### Data provided

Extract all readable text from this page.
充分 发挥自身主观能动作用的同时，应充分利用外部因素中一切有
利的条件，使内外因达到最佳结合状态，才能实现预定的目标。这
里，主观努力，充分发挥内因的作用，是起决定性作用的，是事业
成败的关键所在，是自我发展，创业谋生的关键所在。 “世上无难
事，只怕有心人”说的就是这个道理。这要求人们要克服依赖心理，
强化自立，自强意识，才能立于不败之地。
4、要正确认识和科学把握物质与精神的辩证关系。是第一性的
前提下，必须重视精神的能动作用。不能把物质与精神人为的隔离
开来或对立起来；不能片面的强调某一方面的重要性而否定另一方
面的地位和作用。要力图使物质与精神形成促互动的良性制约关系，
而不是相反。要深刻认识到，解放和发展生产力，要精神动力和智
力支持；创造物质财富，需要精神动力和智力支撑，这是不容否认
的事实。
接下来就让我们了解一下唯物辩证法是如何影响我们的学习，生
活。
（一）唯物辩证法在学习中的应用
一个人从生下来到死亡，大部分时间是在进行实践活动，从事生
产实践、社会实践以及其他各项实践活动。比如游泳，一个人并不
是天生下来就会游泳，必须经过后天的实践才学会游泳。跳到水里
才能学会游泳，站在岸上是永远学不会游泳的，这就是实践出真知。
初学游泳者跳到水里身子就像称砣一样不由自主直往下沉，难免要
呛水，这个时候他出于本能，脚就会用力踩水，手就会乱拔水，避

### Work to be completed
Retype the material above, line by line, exactly.

### Output for this exercise
Extract all readable text from this page.
充分 发挥自身主观能动作用的同时，应充分利用外部因素中一切有
利的条件，使内外因达到最佳结合状态，才能实现预定的目标。这
里，主观努力，充分发挥内因的作用，是起决定性作用的，是事业
成败的关键所在，是自我发展，创业谋生的关键所在。 “世上无难
事，只怕有心人”说的就是这个道理。这要求人们要克服依赖心理，
强化自立，自强意识，才能立于不败之地。
4、要正确认识和科学把握物质与精神的辩证关系。是第一性的
前提下，必须重视精神的能动作用。不能把物质与精神人为的隔离
开来或对立起来；不能片面的强调某一方面的重要性而否定另一方
面的地位和作用。要力图使物质与精神形成促互动的良性制约关系，
而不是相反。要深刻认识到，解放和发展生产力，要精神动力和智
力支持；创造物质财富，需要精神动力和智力支撑，这是不容否认
的事实。
接下来就让我们了解一下唯物辩证法是如何影响我们的学习，生
活。
（一）唯物辩证法在学习中的应用
一个人从生下来到死亡，大部分时间是在进行实践活动，从事生
产实践、社会实践以及其他各项实践活动。比如游泳，一个人并不
是天生下来就会游泳，必须经过后天的实践才学会游泳。跳到水里
才能学会游泳，站在岸上是永远学不会游泳的，这就是实践出真知。
初学游泳者跳到水里身子就像称砣一样不由自主直往下沉，难免要
呛水，这个时候他出于本能，脚就会用力踩水，手就会乱拔水，避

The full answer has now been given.